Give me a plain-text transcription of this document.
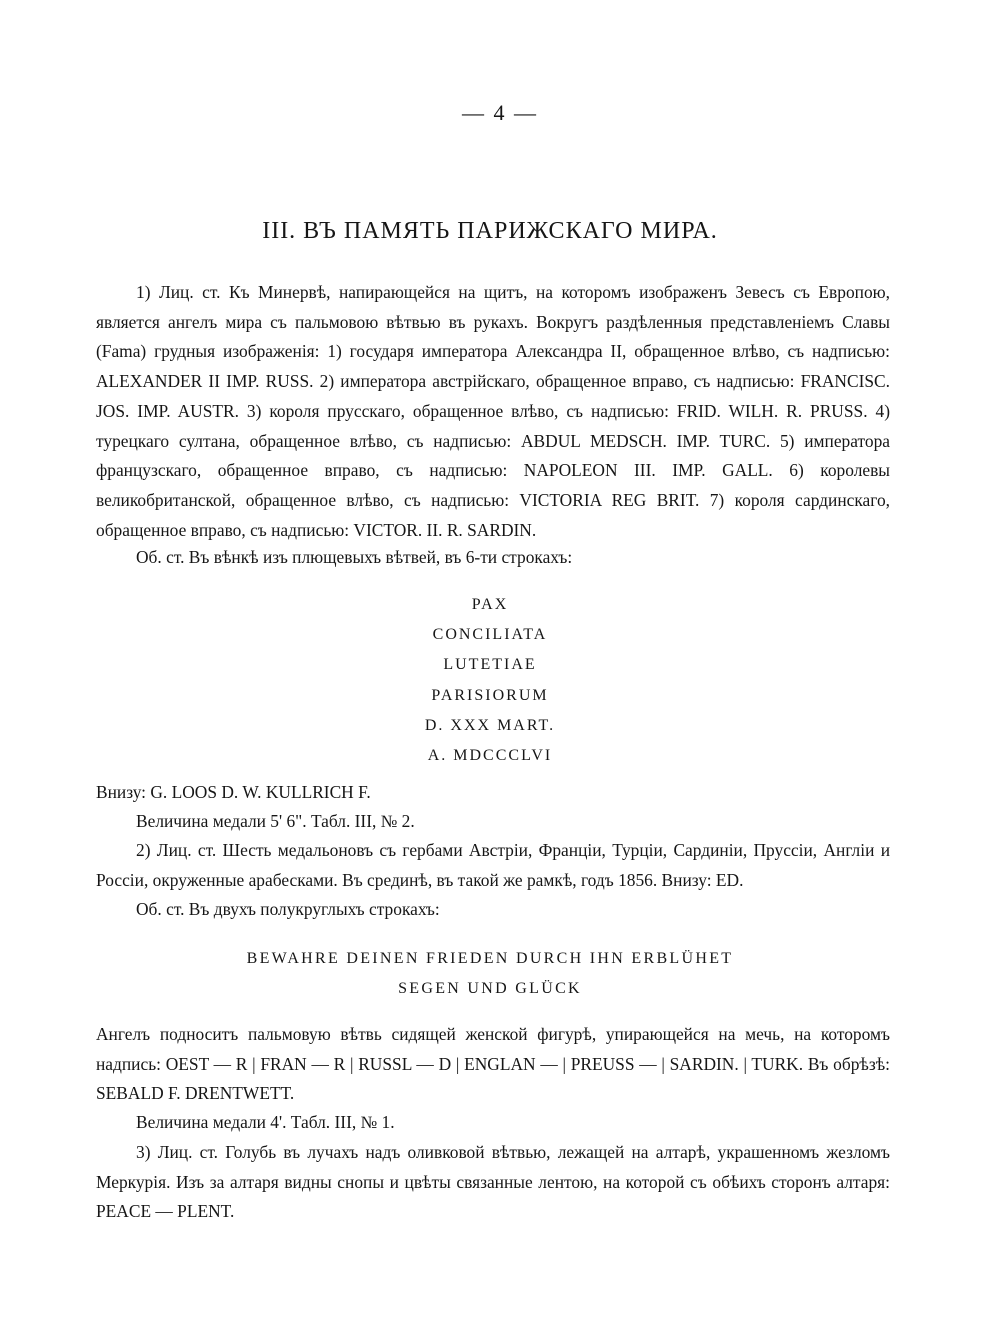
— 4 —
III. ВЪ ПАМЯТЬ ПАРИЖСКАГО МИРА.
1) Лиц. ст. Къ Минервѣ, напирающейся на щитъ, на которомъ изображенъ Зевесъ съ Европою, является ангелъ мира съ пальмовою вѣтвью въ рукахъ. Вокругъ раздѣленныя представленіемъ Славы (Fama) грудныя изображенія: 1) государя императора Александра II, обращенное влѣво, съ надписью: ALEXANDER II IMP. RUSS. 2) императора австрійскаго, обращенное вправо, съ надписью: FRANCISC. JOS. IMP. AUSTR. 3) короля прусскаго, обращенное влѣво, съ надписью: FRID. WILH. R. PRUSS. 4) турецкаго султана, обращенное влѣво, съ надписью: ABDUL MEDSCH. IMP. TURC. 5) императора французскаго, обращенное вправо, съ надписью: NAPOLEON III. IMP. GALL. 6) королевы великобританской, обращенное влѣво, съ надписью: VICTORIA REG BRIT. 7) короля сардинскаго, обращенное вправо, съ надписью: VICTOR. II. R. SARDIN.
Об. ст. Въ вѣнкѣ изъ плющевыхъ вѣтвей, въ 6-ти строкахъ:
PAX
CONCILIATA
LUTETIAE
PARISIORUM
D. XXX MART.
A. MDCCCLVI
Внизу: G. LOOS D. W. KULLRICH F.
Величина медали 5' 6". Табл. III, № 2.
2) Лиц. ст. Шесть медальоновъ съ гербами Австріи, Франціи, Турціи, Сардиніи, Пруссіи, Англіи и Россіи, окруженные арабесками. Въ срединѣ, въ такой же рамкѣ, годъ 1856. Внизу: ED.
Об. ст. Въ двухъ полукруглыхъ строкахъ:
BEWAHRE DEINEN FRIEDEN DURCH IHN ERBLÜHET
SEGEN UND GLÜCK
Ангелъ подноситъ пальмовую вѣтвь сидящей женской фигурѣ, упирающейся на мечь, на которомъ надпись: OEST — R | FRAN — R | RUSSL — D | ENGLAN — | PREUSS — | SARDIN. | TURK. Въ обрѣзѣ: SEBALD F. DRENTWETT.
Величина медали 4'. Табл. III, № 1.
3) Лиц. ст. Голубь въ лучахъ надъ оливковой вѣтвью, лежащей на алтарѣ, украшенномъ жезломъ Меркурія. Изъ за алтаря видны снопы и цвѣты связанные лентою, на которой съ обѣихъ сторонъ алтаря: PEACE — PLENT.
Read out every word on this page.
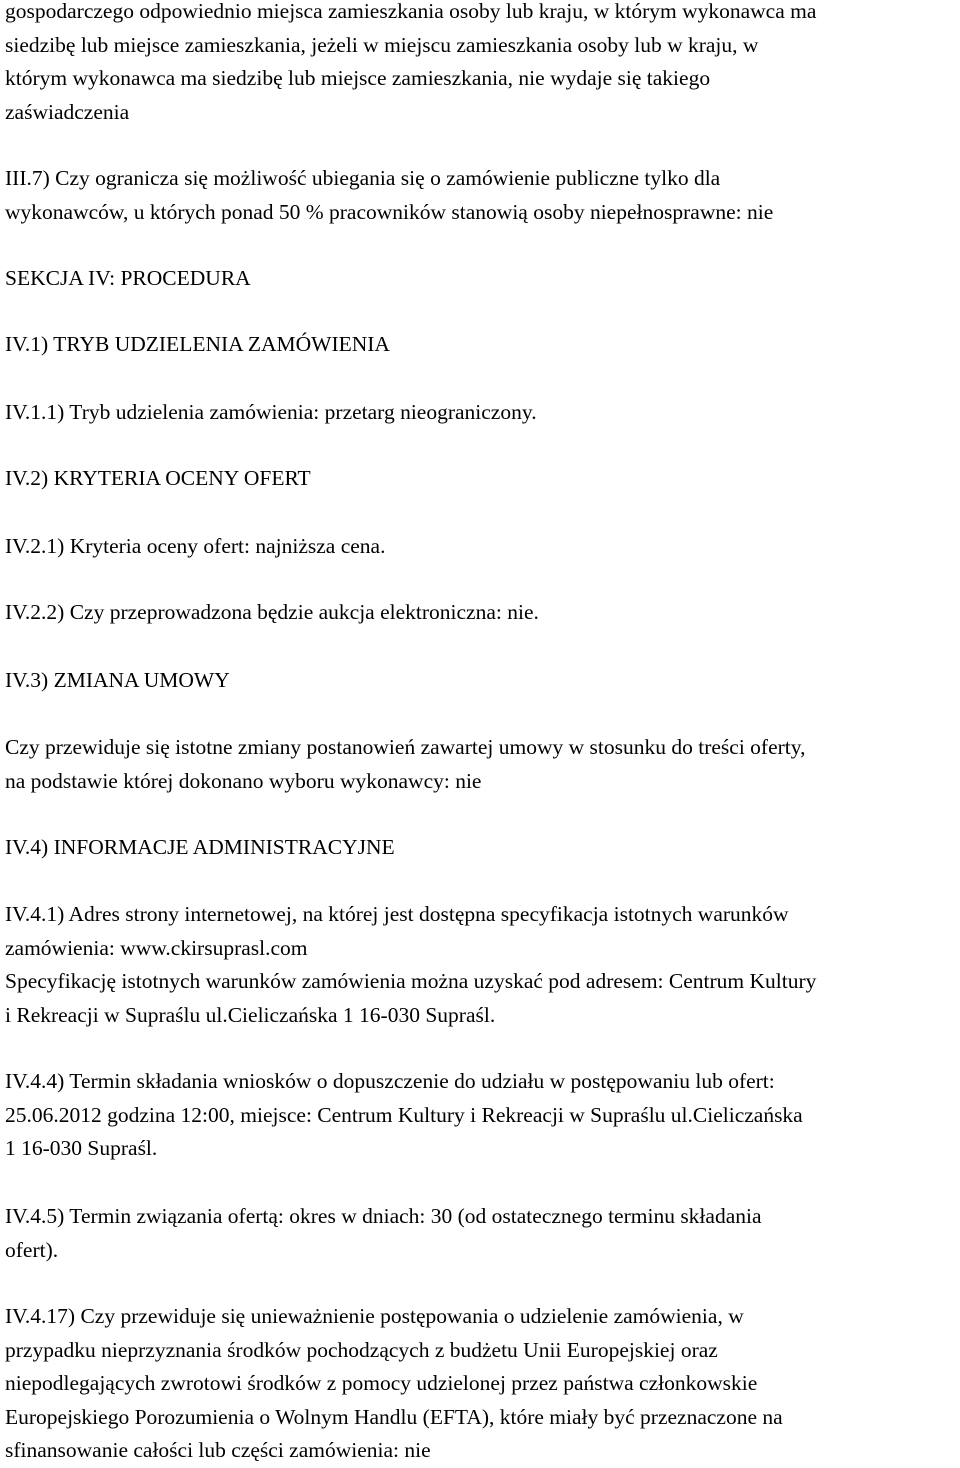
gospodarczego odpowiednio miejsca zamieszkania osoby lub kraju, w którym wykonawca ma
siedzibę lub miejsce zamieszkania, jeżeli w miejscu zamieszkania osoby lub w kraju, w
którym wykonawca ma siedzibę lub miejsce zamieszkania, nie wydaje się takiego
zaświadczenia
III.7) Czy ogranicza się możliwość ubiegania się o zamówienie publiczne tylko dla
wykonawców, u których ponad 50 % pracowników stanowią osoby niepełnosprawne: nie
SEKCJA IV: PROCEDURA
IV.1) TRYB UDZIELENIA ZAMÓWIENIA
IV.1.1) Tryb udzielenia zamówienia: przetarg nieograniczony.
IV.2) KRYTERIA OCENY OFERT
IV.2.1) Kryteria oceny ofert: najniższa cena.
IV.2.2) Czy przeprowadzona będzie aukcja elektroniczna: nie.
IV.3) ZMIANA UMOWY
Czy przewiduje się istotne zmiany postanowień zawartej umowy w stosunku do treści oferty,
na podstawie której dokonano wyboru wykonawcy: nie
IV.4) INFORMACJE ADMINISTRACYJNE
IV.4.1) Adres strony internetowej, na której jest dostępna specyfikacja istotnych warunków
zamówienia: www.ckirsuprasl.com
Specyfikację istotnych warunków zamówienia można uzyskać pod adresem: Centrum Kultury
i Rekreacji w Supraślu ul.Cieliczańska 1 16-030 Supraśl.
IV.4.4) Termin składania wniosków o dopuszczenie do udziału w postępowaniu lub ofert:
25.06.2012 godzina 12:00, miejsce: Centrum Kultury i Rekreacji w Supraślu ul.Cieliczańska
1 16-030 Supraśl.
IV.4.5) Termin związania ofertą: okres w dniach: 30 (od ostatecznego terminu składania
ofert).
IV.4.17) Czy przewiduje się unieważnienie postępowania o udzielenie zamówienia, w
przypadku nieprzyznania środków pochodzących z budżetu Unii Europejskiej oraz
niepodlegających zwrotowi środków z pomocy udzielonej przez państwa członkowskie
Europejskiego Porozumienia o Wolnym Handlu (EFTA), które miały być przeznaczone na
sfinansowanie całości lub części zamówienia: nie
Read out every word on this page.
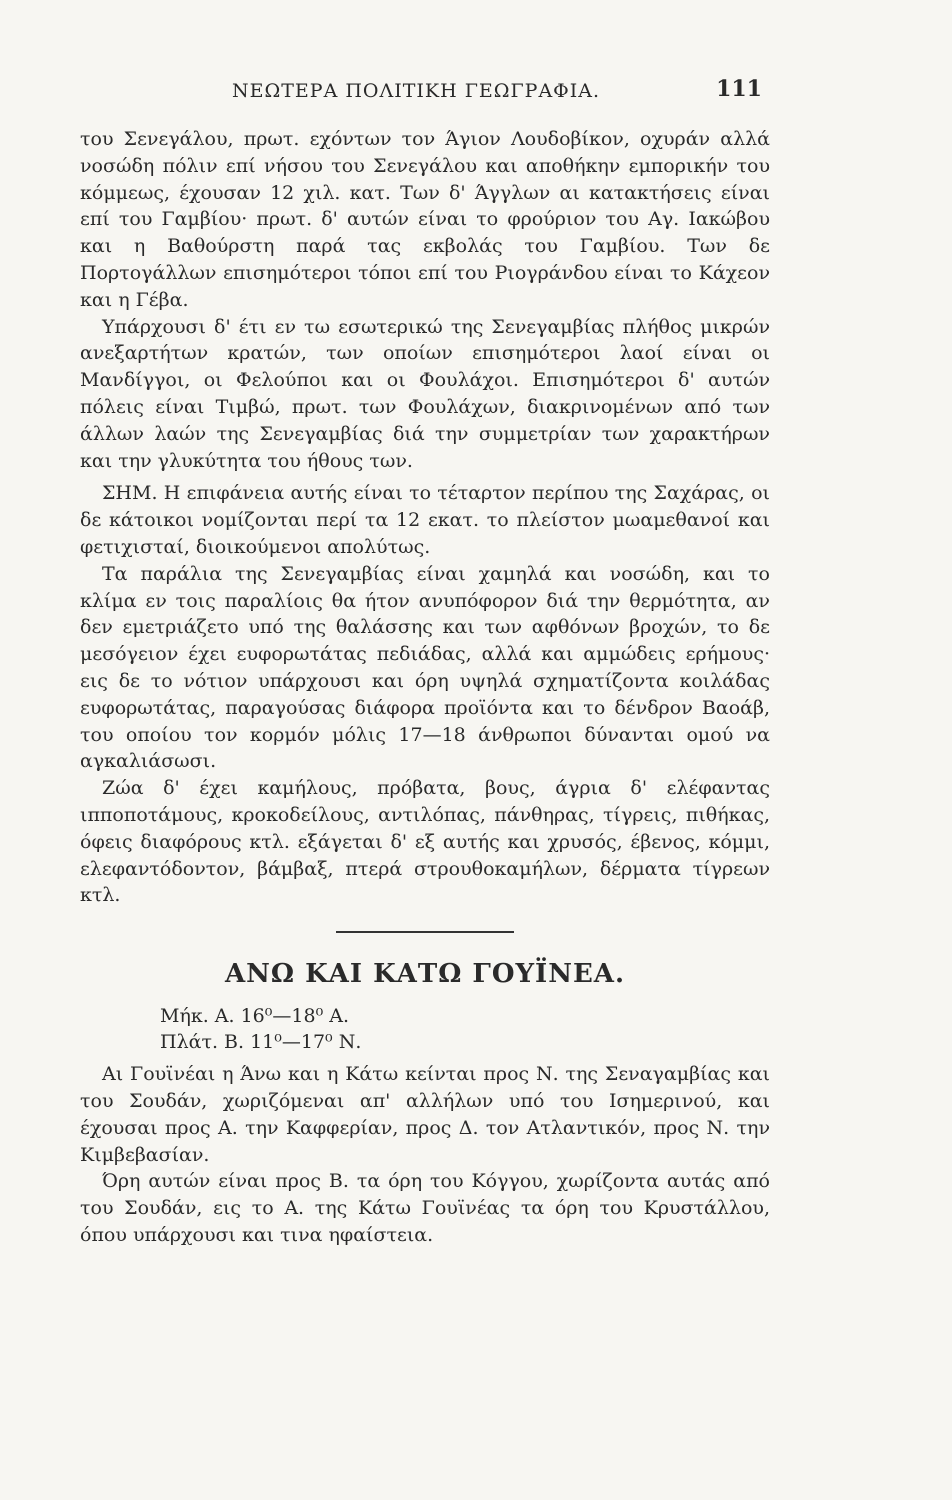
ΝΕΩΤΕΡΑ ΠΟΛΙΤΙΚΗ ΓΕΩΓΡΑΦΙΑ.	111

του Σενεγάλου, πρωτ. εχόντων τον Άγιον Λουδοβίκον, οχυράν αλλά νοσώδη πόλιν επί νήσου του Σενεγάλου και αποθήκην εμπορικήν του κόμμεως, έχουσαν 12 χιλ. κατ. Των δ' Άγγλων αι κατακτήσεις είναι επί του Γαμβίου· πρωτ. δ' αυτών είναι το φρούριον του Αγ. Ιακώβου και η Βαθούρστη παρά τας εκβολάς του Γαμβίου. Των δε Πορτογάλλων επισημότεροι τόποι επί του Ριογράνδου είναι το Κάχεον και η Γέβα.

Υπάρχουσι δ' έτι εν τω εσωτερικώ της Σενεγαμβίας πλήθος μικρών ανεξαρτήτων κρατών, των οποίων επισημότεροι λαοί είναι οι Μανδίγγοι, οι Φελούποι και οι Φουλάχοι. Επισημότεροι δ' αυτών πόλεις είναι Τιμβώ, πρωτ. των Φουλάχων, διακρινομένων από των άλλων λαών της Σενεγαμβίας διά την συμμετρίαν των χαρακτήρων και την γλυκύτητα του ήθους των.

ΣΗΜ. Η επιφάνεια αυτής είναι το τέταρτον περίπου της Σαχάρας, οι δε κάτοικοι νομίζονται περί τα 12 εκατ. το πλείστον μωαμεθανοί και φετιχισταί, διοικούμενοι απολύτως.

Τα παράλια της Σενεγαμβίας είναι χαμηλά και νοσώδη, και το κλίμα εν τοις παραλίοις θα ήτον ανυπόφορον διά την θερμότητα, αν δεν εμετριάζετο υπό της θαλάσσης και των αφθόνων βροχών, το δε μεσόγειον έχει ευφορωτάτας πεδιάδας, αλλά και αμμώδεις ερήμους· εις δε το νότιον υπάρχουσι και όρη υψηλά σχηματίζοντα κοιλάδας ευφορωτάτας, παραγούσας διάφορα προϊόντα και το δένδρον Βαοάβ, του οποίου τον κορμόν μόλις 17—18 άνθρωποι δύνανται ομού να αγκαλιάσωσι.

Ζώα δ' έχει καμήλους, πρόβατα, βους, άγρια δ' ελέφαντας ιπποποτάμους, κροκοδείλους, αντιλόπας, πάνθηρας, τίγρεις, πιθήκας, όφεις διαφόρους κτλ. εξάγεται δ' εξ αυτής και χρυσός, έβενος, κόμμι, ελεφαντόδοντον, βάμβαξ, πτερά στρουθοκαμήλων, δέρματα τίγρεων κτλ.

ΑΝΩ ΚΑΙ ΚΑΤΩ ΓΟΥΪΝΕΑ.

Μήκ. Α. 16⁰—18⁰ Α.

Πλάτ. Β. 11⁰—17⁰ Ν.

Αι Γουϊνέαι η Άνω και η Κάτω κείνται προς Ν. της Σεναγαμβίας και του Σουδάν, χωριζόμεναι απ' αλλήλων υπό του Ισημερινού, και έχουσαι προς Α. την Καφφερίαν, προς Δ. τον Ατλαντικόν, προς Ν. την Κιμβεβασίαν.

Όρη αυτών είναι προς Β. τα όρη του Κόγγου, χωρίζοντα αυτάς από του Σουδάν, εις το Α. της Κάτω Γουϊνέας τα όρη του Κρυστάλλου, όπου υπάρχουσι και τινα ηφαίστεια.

### To do
Scan the entries above. Copy each line that has the string "miejsce".

### Full solution
siedzibę lub miejsce zamieszkania, jeżeli w miejscu zamieszkania osoby lub w kraju, w
którym wykonawca ma siedzibę lub miejsce zamieszkania, nie wydaje się takiego
25.06.2012 godzina 12:00, miejsce: Centrum Kultury i Rekreacji w Supraślu ul.Cieliczańska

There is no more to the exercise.